Übungstext:
━━━━━━━━━━━━━━━━

In Berlin-Mitte wird jetzt Radio für die ganze Welt gemacht: „Das Webradio“ sendet rund um die Uhr ausschließlich über das Internet. Surfer können sich Wartezeiten mit Musik unterlegen und auch darüber abstimmen, ob ihnen das Gedudel gefällt

von MARTIN REICHERT

„Es flimmert und ist in“. So lautete der Kurzkommentar eines EDV-Fachmannes angesichts der Website von „Das Webradio“. Das Flimmern bezog sich auf die animierte Präsentation, das „in“ auf den notorischen Internet-Boom: Unter www.dasWebradio.de ist seit Anfang der Woche „Deutschlands größtes Internet-Radio“ zu empfangen.

Die Prahlerei meint nicht nur den 18-Millionen-Mark-Etat, 10 davon gibt die „Webcast Media Group AG“ allein für Werbung aus, sondern vor allem die eigens entwickelten technischen Standards: Dank eines neuartigen „Streaming“-Verfahrens können bis zu 500.000 Hörer gleichzeitig einschalten, andere Online-Radios müssen bei spätestens 5.000 passen.

Vom glasstählernen Studio in Berlin-Mitte aus soll daher auch gleich die ganze Welt versorgt werden, eingeschlossen die Pfalz und die kanadischen Wälder. Mit „Jeanny in a bottle“, Eiffel 65 und stündlichem Newsflash. Die 12-Uhr-Nachrichten vom Dienstag gingen so: Ernst-Dieter Lueg ist gestorben. Lothar Matthäus geht vielleicht nach Unterhaching. Zum Wetter. Das mag an der Zielgruppe liegen, deren Alterstruktur zwischen 14 und 29 angesiedelt ist. Unterboten wird diese Marke nur von den Radiomachern selbst. Der jüngste DJ („WebJ“) im Sender ist erst 13 Jahre alt. Als Einstiegsvorausetzung wäre somit der Grundschulabschluss zu nennen.

Der aus England stammende Programmchef Nick Maloney, der seinen nicht gerade britisch zu nennenden Humor lange bei 104.6 RTL unter das Berliner Volk bringen durfte, will ein blutjunges Team für das Webradio. Das hält ihn allerdings nicht davon ab, mit seinen 33 Jahren selbst noch im voll digitalisierten Studio zu stehen, um die „Hitz im Netz“ zu moderieren. Bananen essend freut er sich über die vielen Möglichkeiten des neuen alten Mediums, etwa dass die Zuhörer online abstimmen können, welche Musik ihnen gefällt.

━━━━━━━━━━━━━━━━

Bereitgestelltes Material:
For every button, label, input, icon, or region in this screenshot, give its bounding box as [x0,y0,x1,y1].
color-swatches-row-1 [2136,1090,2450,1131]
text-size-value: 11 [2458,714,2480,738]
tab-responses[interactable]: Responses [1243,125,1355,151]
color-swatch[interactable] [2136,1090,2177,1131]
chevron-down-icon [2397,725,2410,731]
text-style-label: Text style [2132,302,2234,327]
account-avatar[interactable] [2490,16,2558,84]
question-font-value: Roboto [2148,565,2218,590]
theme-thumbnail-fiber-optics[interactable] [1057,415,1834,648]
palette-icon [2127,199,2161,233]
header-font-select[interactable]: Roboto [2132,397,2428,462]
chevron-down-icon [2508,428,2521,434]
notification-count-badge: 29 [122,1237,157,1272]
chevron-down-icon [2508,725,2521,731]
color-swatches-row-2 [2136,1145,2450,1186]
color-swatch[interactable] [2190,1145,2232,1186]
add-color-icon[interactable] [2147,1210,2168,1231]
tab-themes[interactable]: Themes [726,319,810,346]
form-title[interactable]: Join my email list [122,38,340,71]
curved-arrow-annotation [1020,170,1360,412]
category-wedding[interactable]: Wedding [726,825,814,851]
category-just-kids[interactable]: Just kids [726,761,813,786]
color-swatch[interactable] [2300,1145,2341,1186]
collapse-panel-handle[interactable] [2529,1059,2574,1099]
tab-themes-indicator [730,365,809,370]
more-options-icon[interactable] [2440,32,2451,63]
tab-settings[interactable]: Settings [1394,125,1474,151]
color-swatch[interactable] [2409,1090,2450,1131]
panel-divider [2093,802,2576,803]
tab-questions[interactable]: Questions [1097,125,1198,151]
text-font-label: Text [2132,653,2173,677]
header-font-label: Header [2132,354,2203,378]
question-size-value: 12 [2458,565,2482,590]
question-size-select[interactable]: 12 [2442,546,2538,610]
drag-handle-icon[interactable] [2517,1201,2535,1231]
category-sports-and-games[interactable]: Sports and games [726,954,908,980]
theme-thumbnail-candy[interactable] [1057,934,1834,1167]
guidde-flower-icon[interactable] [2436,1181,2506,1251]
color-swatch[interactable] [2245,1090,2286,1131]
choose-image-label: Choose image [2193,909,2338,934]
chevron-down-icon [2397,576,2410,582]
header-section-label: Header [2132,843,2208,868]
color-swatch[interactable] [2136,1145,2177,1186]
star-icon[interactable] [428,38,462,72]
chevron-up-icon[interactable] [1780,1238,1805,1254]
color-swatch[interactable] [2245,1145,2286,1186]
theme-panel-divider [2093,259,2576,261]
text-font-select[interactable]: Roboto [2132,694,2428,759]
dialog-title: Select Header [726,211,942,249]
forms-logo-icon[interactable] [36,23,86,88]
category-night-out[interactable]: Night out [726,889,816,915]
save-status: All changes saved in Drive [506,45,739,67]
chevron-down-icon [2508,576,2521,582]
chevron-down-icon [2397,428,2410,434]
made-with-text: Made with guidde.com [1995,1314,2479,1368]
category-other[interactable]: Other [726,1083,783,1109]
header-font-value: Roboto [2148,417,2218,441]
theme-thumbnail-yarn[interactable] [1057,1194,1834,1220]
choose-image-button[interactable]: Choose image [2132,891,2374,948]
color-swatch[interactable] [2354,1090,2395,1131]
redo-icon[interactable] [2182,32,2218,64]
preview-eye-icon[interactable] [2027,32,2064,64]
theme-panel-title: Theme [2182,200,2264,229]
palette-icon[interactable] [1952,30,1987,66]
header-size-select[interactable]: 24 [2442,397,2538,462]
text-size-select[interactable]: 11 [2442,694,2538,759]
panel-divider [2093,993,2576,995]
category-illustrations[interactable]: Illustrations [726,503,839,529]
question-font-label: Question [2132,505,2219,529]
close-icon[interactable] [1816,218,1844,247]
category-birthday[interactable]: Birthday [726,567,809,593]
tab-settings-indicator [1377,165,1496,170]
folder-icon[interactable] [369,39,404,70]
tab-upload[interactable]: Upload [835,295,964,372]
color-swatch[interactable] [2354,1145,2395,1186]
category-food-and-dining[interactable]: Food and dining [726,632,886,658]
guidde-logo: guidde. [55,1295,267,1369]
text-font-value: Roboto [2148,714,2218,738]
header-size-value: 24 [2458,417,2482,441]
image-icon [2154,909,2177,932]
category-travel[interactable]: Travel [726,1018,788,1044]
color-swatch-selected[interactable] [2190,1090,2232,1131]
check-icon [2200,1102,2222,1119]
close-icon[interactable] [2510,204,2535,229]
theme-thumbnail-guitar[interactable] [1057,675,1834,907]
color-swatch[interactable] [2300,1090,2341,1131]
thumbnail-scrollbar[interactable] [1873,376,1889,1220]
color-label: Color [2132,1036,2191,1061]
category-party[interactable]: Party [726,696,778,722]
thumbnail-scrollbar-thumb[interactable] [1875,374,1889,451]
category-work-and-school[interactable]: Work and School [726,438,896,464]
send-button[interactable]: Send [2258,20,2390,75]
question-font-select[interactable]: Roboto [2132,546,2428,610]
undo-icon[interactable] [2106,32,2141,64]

━━━━━━━━━━━━━━━━

Schreiben Sie den Text über das Berliner Webradio im Anschluss an seinen letzten Satz weiter. Für die Bearbeitung werden die Datensätze nicht benötigt.

Antwortbereich:
Maloneys Kollege Stefan Henkel war früher bei rs 2, moderiert jetzt im Webradio und hat die 30 auch schon überschritten, aber es gibt auch Rob Szymoniak. Der hat gerade erst Abitur gemacht. Samstags moderiert er beim MDR die Sendung „Sputnik“, jetzt hat er auch eine tägliche Show im Webradio. „Bei der ersten Sendung dachte ich: Kein Schwein hört mir zu“ gesteht Szymoniak, während er nach der Banane seiner Kollegin schielt „aber die sitzen eben nicht im Auto oder mit anderen zusammen, sondern allein vor dem Rechner, der Kontakt ist eher direkter.“ Die Zielgruppe bewertet er realistisch mit Surfern, die sich die langen Wartezeiten im Netz mit Musik vertreiben wollen: Die Radioseite wird einfach minimiert, nur das kleine Playerfenster bleibt sichtbar. Wenn der Arbeitsspeicher ausreichend ist, darf fröhlich weitergeklickt werden.

Als vollwertiger Radioersatz scheint das Medium noch nicht geeignet, es sei denn, die Telefonrechnung spielt keine Rolle. Bei einem Billigst-Provider kostet Internetradio mindestens 1,50 Mark pro Minute. Preisgünstigere Standleitungen, in Amerika längst üblich, sind in Deutschland noch in weiter Ferne.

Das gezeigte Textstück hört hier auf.